Reproduce the lines of the listing below verbatim, starting at its first line and ending at the line that contains "x-tick-label: 12:00: [814, 823, 842, 835]", with both of those lines included.

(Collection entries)
******
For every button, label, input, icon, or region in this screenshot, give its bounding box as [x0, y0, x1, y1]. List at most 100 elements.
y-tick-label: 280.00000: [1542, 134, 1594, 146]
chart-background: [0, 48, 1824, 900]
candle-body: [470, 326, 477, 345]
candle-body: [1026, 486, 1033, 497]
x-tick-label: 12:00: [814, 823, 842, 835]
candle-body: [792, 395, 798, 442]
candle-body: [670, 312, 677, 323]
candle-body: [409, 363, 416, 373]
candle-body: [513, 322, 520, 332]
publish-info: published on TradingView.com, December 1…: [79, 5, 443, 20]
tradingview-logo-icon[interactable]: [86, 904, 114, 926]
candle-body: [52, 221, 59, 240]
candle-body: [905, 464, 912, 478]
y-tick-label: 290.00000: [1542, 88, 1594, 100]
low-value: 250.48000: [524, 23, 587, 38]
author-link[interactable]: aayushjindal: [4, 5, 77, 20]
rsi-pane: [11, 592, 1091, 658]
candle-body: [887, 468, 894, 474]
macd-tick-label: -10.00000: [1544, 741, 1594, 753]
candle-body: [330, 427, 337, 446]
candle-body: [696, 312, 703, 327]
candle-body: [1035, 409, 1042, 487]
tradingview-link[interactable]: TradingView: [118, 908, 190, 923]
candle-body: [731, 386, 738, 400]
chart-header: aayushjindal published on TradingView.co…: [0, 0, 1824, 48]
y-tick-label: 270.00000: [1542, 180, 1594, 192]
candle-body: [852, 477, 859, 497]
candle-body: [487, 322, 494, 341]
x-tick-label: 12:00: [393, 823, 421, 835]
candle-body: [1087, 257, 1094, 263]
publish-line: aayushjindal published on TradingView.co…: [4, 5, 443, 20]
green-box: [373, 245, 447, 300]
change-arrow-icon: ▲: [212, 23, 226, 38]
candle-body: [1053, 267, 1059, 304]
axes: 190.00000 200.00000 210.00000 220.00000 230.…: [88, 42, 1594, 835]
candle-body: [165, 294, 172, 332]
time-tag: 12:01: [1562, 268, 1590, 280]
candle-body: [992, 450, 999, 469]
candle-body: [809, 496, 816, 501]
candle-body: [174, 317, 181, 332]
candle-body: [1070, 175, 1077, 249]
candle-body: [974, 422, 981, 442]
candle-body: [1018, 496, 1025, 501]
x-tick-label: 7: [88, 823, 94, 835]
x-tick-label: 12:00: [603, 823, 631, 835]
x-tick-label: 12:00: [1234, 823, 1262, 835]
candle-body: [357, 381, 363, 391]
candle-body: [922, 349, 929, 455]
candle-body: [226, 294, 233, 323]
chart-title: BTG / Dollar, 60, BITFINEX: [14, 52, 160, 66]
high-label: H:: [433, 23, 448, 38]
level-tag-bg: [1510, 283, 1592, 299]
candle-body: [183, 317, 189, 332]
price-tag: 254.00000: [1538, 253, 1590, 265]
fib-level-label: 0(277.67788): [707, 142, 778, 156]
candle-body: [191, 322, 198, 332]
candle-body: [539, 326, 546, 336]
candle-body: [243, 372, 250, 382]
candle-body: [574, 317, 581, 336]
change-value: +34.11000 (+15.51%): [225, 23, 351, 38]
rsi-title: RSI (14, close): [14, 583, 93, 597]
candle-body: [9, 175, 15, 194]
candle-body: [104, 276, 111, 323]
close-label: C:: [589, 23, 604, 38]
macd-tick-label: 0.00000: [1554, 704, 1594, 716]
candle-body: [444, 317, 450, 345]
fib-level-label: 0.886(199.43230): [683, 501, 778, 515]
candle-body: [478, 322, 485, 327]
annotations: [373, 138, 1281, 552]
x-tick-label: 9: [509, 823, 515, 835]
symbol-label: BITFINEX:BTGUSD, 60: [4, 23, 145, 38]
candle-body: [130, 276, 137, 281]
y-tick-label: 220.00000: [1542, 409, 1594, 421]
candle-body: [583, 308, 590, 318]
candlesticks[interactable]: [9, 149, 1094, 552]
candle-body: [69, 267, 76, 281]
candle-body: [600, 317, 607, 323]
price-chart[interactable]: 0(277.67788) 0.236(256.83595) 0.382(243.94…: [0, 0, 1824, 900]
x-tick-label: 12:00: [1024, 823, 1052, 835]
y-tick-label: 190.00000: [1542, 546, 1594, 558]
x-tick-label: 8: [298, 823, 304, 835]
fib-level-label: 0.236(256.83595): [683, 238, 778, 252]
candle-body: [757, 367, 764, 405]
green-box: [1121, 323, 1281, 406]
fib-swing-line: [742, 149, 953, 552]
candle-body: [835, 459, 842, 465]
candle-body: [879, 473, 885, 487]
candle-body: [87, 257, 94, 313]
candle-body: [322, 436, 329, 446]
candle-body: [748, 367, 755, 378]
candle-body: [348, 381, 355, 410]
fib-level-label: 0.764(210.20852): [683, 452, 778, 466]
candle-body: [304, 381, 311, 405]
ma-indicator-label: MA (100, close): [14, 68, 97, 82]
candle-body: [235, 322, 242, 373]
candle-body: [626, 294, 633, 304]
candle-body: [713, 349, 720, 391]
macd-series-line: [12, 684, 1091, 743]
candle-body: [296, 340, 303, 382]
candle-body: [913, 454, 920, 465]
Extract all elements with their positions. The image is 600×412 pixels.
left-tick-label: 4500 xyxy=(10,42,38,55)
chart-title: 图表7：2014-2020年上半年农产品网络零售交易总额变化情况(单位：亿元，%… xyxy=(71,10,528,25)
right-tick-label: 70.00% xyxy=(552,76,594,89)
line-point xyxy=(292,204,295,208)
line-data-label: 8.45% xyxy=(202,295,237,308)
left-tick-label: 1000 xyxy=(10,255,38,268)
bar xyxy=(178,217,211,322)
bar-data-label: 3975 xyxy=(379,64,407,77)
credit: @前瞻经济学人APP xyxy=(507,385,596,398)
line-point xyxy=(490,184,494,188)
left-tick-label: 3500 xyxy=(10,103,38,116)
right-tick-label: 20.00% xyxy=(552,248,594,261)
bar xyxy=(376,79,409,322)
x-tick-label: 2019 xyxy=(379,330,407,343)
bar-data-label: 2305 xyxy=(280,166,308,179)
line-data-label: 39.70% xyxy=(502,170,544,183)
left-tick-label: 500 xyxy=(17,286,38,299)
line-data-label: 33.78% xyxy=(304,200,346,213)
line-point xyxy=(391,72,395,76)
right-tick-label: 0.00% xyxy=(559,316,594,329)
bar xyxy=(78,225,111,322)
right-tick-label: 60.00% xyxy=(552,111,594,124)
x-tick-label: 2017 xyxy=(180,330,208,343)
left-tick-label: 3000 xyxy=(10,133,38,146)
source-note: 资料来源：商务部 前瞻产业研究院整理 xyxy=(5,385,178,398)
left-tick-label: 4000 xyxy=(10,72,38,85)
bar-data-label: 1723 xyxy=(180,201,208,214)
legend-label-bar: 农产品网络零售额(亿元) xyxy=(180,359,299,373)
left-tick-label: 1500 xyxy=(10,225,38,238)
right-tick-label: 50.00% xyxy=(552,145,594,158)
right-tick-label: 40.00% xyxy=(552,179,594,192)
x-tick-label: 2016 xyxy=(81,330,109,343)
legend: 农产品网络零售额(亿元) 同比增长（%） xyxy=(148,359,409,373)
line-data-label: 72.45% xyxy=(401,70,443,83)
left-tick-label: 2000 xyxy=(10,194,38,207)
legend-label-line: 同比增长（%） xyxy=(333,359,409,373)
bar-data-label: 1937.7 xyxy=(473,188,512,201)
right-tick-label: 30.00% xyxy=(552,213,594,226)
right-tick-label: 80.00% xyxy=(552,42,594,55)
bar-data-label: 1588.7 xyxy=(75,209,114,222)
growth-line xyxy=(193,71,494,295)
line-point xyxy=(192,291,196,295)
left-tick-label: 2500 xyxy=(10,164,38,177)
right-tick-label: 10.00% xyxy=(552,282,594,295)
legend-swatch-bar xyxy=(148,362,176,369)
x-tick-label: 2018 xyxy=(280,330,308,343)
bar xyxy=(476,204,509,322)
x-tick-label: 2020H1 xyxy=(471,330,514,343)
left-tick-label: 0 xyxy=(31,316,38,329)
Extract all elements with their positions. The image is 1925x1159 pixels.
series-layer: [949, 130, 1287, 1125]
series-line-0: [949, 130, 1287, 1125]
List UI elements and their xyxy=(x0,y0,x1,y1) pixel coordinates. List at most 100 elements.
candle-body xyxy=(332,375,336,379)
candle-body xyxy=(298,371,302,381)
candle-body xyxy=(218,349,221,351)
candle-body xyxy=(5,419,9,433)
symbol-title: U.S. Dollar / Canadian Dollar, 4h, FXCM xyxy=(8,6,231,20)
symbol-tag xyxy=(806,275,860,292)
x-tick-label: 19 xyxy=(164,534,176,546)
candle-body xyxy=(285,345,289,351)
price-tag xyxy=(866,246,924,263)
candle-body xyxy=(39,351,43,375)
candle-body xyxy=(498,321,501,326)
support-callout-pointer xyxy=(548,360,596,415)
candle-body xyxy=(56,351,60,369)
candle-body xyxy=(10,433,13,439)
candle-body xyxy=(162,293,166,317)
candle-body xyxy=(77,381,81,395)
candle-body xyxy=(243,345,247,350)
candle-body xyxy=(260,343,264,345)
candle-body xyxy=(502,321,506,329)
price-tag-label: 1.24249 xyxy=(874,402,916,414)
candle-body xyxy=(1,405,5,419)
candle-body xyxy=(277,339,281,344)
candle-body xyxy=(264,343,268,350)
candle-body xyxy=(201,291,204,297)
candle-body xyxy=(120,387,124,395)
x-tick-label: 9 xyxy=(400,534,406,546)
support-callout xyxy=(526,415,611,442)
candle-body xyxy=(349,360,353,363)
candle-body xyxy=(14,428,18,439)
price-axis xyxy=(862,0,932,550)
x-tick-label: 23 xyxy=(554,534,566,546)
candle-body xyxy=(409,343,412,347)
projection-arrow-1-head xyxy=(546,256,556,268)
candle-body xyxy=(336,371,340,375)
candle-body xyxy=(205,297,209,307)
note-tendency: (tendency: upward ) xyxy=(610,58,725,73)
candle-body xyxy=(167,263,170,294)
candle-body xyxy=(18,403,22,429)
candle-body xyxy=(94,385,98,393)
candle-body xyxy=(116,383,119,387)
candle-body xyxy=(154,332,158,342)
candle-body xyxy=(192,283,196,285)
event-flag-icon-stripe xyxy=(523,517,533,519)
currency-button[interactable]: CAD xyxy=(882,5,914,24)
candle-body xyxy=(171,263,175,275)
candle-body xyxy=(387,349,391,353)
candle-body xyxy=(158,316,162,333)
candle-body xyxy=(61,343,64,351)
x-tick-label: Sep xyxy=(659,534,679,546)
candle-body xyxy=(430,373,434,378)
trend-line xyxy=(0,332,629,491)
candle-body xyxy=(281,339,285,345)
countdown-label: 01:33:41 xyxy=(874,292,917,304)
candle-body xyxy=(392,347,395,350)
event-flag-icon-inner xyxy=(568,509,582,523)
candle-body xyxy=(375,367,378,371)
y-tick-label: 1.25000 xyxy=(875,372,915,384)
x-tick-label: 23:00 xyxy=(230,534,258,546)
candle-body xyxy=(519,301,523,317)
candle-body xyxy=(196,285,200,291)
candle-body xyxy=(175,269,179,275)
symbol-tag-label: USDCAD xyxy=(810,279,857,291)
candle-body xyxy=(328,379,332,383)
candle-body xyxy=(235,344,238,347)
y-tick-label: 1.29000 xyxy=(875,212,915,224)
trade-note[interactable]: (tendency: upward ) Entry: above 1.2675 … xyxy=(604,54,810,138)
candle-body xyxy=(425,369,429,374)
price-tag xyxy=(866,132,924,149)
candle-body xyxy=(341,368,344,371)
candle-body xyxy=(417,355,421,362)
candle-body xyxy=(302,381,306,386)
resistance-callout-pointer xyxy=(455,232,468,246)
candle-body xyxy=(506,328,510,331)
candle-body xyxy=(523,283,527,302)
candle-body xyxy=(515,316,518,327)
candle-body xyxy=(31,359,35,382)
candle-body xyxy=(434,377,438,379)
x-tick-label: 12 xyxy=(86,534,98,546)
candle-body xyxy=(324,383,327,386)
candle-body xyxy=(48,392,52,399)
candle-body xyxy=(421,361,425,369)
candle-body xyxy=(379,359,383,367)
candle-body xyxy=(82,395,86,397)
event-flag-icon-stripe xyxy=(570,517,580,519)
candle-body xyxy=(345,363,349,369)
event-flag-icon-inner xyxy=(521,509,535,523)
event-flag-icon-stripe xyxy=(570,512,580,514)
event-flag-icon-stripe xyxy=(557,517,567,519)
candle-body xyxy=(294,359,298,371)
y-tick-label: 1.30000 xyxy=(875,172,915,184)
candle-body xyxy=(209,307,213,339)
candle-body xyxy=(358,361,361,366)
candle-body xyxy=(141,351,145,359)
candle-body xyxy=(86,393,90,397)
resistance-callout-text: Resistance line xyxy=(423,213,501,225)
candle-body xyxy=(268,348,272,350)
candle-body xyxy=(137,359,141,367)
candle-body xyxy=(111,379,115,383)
******
> [ANSWER IN FULL]:
For every button, label, input, icon, or region in this screenshot, give its bounding box as [x0, y0, x1, y1]. List at most 100 elements.
y-tick-label: 280.00000: [1542, 134, 1594, 146]
chart-background: [0, 48, 1824, 900]
candle-body: [470, 326, 477, 345]
candle-body: [1026, 486, 1033, 497]
x-tick-label: 12:00: [814, 823, 842, 835]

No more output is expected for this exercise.